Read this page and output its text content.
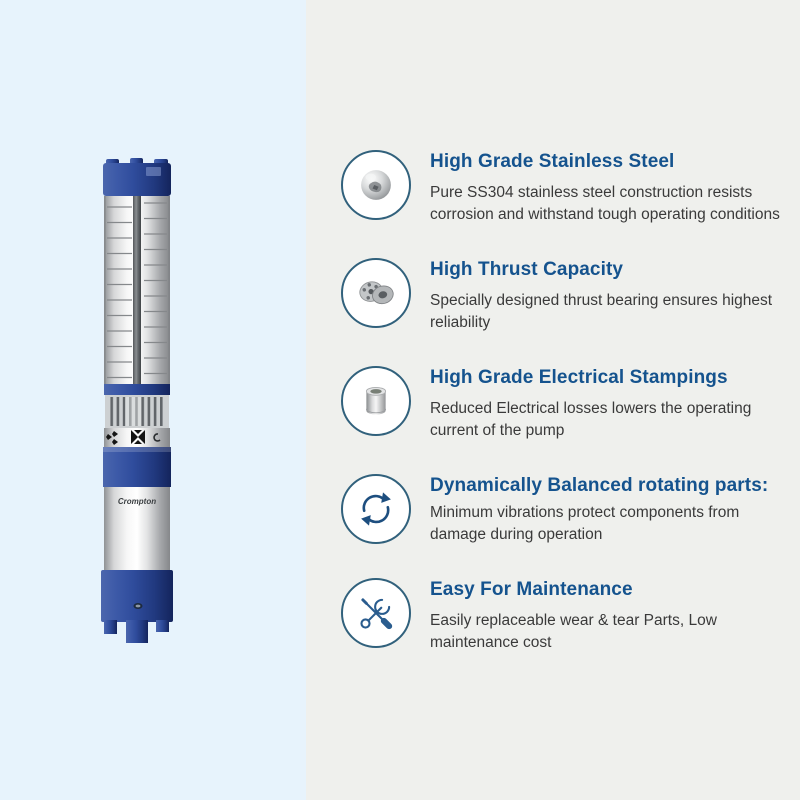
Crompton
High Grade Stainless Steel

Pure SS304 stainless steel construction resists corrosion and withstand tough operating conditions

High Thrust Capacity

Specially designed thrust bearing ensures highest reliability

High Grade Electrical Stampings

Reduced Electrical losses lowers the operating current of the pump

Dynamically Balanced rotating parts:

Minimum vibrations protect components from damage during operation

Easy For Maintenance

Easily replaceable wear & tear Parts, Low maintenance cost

──────

Request:
Please transcribe the material above exactly as written. Leave the pictures out.

Written response:
Read this page and output its text content.
Crompton
High Grade Stainless Steel

Pure SS304 stainless steel construction resists corrosion and withstand tough operating conditions

High Thrust Capacity

Specially designed thrust bearing ensures highest reliability

High Grade Electrical Stampings

Reduced Electrical losses lowers the operating current of the pump

Dynamically Balanced rotating parts:

Minimum vibrations protect components from damage during operation

Easy For Maintenance

Easily replaceable wear & tear Parts, Low maintenance cost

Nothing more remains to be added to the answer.